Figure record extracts
________________________
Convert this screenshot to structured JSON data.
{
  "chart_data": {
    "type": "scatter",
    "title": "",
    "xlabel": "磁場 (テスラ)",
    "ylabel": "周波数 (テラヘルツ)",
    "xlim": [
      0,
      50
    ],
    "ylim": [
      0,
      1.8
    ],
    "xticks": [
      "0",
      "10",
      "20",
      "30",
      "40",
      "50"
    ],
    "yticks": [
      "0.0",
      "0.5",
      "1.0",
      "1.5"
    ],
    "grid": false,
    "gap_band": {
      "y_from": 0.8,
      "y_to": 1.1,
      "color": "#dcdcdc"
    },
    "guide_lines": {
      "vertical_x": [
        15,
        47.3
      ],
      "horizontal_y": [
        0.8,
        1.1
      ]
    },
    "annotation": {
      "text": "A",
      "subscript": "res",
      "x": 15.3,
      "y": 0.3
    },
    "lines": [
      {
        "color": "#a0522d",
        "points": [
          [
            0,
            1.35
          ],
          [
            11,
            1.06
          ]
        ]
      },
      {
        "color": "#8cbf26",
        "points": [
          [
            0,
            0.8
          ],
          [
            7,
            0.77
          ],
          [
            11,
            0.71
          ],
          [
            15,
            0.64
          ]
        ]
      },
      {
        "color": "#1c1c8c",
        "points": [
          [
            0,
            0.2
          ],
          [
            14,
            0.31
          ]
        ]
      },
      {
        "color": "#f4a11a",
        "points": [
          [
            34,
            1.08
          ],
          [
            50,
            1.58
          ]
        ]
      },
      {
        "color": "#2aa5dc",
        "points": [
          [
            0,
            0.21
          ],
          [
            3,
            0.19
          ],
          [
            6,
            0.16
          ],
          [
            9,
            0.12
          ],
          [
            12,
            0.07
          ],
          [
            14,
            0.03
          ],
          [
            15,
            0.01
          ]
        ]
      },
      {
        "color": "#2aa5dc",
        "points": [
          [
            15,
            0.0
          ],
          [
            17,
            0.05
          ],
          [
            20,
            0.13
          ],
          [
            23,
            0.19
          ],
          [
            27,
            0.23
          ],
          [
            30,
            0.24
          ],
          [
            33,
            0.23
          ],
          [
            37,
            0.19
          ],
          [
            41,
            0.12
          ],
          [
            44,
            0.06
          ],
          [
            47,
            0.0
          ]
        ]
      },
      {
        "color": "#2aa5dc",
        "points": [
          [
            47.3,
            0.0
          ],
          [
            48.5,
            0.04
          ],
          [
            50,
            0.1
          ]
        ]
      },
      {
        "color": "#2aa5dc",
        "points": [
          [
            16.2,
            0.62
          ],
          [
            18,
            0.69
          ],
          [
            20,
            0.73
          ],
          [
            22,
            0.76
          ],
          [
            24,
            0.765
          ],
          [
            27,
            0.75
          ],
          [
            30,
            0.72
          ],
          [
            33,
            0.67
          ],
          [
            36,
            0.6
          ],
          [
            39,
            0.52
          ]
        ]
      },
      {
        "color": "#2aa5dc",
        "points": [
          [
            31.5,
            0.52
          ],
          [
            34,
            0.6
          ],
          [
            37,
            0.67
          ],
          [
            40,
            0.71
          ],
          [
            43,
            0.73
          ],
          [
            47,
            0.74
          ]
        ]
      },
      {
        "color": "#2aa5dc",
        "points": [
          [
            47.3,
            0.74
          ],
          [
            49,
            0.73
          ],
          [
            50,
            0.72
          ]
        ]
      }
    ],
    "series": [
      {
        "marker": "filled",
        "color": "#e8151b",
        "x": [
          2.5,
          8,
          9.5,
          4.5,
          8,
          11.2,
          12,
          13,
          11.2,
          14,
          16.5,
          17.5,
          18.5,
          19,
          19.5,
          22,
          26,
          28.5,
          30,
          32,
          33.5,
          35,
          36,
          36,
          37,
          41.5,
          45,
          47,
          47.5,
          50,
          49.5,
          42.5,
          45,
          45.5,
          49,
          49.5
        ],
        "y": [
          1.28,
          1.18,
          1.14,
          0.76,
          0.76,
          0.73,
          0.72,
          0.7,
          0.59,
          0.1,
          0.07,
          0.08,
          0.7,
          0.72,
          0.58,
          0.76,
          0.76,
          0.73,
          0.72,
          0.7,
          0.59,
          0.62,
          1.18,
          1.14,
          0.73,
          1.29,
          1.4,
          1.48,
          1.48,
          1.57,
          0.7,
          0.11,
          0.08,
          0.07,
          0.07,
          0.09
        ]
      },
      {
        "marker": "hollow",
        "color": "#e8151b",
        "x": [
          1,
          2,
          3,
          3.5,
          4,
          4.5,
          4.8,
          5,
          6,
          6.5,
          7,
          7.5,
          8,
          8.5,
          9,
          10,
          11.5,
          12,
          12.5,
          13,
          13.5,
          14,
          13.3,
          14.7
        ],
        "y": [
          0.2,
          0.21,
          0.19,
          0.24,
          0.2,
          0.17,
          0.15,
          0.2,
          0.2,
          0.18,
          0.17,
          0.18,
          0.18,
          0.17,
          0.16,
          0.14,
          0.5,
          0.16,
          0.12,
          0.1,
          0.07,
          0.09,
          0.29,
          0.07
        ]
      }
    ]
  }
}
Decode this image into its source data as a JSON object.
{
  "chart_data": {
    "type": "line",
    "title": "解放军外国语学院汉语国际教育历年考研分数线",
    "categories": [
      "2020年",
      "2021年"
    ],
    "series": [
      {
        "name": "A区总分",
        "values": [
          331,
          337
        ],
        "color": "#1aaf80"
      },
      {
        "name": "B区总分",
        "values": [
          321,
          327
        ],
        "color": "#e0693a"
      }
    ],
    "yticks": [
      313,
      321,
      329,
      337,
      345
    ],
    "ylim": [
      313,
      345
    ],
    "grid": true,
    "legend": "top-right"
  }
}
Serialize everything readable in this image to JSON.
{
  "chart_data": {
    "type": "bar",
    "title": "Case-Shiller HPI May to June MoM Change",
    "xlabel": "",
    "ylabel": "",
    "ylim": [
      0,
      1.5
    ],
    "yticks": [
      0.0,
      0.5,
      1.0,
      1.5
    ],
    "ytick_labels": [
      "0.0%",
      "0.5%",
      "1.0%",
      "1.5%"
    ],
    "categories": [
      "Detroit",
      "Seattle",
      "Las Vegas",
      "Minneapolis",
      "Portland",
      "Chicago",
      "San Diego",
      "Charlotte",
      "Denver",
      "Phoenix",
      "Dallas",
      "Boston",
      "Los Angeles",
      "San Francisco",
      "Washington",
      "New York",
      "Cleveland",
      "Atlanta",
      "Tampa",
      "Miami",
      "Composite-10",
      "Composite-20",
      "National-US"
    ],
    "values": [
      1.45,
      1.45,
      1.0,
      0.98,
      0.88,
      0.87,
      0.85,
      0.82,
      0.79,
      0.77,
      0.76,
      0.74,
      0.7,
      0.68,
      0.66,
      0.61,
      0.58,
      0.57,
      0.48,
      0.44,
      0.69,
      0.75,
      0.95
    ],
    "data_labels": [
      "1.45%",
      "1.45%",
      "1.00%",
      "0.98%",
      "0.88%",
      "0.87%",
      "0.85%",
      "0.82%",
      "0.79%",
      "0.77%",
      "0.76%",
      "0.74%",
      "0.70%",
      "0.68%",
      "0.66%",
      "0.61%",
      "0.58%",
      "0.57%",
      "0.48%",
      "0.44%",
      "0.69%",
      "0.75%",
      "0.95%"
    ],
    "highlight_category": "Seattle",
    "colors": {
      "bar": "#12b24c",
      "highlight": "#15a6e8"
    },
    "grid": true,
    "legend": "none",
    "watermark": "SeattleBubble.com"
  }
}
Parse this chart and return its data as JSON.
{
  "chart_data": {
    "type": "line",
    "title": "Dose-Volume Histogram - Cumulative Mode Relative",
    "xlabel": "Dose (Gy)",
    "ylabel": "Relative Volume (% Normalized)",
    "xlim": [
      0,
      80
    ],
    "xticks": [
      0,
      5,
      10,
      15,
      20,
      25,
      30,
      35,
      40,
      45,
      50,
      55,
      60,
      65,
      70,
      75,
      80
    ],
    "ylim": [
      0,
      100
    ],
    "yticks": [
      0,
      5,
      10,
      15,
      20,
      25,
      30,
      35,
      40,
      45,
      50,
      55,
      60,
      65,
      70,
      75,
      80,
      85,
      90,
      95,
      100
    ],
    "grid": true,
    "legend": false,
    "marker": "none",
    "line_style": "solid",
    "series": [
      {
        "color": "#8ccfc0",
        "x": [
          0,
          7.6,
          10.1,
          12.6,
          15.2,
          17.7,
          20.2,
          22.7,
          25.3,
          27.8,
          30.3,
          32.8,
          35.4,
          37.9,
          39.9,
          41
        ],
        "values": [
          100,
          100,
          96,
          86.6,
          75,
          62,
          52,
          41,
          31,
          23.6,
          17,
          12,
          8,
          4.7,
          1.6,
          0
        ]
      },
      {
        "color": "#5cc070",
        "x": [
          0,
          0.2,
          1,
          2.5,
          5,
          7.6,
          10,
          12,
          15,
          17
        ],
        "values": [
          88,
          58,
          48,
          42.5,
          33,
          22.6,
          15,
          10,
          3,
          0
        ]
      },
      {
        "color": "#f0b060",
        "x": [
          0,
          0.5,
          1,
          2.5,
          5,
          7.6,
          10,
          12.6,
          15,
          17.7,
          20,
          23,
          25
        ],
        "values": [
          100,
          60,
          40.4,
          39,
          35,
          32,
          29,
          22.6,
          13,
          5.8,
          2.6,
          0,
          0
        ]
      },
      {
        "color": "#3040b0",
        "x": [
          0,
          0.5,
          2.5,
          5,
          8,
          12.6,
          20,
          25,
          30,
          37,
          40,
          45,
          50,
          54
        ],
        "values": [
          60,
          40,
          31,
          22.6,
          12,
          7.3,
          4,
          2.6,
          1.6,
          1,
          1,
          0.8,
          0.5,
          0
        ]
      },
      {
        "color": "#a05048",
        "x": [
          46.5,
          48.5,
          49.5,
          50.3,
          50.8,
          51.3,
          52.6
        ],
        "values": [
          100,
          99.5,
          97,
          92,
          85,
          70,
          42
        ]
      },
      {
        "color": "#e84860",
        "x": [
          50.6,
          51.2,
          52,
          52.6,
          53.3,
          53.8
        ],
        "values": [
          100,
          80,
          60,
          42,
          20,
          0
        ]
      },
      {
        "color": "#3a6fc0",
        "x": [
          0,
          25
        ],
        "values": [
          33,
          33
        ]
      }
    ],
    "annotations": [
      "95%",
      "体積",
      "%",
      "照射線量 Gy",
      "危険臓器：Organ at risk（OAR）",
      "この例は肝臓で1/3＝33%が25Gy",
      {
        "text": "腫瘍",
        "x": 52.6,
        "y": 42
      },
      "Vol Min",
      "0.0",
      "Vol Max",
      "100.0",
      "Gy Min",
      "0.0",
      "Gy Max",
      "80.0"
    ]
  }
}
________________________
## Aim
Copy out every line in the entries above that holds "Volume".

## Final answer
    "title": "Dose-Volume Histogram - Cumulative Mode Relative",
    "ylabel": "Relative Volume (% Normalized)",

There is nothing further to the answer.